> PROMPT
Count lines holding the string "Москва" in the data that follows. Reply with one number only.
** start DATA EXTRACT **
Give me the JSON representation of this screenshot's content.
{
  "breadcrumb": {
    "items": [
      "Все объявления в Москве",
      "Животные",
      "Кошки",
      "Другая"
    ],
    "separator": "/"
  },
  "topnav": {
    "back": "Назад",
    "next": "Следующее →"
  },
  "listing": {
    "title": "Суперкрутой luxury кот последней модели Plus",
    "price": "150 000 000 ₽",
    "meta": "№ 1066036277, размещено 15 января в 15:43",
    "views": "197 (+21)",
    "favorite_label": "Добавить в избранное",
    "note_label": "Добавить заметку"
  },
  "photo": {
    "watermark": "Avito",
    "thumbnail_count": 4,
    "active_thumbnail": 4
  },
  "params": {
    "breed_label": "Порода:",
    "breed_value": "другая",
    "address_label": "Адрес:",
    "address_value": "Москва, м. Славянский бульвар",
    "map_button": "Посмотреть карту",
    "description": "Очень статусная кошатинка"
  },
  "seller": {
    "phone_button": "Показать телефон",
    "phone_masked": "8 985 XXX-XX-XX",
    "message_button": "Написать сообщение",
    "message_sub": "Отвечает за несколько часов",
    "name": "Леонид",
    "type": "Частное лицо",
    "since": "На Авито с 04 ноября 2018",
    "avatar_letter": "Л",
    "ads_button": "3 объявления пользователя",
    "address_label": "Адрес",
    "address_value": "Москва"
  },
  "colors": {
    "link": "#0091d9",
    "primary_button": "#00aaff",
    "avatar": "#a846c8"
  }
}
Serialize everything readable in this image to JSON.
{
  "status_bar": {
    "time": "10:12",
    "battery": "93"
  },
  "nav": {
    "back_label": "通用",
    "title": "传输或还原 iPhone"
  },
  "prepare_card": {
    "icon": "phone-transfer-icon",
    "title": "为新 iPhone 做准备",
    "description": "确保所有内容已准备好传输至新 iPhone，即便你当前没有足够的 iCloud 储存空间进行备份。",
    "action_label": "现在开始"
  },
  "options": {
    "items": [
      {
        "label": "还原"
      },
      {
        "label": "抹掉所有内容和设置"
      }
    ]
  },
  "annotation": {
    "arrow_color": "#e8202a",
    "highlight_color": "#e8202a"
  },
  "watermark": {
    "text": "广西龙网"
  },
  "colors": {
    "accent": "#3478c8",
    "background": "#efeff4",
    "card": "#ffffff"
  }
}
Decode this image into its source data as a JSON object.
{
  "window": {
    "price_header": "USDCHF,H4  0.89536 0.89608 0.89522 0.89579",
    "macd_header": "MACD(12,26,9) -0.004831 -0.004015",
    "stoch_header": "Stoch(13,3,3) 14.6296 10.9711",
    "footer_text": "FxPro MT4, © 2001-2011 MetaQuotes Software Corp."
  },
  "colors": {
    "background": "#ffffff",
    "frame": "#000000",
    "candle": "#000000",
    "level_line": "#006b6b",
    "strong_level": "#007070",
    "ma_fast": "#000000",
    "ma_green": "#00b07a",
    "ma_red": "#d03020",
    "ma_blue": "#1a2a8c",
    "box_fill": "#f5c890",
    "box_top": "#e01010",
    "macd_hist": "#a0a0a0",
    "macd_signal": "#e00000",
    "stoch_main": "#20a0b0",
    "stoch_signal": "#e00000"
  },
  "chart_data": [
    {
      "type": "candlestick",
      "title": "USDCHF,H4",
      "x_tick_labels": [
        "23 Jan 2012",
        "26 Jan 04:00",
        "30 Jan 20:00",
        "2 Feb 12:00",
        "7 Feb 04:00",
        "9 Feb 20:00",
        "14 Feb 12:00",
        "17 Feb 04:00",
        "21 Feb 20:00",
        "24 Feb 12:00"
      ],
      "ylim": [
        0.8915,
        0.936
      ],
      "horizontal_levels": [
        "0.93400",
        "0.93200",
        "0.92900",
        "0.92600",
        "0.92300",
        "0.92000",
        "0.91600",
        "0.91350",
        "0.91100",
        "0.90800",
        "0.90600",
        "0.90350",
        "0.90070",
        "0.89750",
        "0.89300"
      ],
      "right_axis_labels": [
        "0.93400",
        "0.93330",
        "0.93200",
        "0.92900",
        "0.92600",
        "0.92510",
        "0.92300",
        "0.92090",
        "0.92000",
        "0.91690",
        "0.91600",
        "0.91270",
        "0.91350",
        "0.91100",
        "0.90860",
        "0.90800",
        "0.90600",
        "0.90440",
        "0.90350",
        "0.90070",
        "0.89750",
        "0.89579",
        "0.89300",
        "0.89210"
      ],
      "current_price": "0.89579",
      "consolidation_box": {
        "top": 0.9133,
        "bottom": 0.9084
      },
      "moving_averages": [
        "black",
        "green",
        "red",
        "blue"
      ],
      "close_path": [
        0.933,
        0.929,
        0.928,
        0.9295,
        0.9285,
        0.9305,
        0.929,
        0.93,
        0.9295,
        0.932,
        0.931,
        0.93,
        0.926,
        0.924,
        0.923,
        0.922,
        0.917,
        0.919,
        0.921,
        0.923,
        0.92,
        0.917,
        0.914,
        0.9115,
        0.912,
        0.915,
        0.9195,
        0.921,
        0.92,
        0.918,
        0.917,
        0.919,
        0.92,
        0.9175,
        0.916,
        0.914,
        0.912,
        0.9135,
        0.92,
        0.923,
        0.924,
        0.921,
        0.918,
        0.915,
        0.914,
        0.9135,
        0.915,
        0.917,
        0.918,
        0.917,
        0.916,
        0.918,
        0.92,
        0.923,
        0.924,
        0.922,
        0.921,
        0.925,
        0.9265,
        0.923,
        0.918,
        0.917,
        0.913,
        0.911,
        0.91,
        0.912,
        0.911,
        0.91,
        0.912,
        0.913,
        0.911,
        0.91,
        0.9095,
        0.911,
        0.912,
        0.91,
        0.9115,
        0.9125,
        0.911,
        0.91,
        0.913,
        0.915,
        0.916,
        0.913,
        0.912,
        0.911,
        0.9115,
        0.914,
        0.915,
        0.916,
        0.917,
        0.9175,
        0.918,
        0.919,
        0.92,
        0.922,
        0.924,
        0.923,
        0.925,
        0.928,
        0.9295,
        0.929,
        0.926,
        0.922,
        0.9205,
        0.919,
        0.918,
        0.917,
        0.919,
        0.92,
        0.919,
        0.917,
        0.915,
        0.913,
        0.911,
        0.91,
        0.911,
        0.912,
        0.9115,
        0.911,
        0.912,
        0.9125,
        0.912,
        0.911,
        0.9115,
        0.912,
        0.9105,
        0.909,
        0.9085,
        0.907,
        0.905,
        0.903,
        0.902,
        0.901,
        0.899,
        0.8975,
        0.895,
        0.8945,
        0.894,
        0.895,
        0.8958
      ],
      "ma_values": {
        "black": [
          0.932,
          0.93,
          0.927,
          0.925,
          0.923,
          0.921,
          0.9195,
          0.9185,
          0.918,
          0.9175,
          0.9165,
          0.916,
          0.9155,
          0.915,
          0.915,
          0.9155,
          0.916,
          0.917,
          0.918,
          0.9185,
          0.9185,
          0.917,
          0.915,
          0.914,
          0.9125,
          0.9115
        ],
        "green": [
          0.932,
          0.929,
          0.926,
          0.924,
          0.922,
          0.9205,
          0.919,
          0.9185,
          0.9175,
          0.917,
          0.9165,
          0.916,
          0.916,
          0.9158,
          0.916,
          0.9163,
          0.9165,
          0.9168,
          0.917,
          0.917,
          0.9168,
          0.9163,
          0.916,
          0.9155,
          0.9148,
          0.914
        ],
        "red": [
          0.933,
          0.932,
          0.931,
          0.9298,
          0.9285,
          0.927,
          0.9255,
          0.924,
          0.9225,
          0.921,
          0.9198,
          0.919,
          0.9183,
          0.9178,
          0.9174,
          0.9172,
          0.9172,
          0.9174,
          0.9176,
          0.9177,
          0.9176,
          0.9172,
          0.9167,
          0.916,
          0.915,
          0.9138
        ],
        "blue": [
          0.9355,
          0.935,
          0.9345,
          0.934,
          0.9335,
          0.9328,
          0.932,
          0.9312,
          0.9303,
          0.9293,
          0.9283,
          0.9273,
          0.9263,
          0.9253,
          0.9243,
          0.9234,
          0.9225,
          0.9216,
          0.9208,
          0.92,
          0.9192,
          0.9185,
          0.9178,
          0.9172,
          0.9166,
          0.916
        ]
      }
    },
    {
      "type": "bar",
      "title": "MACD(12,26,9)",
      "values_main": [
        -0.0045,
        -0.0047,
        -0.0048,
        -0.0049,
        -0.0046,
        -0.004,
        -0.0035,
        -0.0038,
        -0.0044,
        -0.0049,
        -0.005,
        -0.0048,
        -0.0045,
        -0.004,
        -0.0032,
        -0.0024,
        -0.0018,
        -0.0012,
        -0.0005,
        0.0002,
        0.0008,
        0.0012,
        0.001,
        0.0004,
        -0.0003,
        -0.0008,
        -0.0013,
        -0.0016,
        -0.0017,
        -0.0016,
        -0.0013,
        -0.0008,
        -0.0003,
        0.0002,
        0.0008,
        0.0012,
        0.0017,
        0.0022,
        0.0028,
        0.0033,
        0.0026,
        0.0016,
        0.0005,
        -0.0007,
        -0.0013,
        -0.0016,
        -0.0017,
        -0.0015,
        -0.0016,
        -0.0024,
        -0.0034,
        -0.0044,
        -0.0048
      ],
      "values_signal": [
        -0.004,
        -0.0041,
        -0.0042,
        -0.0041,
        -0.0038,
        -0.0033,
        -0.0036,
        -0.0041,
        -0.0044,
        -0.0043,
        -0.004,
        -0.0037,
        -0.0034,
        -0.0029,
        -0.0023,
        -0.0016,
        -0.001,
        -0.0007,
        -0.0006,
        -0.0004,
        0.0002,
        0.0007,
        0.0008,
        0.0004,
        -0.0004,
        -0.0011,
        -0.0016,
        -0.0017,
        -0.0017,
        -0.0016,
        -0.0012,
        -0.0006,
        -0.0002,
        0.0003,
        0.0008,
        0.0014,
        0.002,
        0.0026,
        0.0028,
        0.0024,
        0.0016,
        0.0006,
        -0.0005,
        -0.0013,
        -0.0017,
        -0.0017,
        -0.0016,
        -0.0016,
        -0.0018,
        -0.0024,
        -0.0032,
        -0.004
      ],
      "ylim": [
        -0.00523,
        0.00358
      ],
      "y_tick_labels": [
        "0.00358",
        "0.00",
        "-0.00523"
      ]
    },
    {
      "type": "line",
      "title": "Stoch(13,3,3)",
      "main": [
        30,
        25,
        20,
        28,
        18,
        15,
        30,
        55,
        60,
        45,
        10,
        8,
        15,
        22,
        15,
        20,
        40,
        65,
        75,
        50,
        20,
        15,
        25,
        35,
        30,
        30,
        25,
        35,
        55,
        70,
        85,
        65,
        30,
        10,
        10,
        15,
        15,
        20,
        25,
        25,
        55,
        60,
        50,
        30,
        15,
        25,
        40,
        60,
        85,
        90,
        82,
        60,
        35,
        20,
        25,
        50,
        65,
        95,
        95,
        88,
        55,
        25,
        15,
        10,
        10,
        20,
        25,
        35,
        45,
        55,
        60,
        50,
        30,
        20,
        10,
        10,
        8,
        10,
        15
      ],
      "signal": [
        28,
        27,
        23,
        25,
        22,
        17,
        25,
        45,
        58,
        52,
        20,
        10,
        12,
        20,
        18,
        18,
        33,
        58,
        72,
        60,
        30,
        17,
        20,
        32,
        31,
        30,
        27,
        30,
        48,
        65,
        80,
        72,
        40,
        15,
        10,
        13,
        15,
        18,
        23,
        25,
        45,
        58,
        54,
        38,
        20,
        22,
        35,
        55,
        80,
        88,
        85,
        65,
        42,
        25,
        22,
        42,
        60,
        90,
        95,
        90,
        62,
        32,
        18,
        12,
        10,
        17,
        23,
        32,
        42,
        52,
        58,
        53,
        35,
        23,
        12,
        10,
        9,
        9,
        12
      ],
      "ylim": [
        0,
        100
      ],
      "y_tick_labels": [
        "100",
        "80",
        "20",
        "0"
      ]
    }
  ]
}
** end DATA EXTRACT **
> FINAL RESULT
2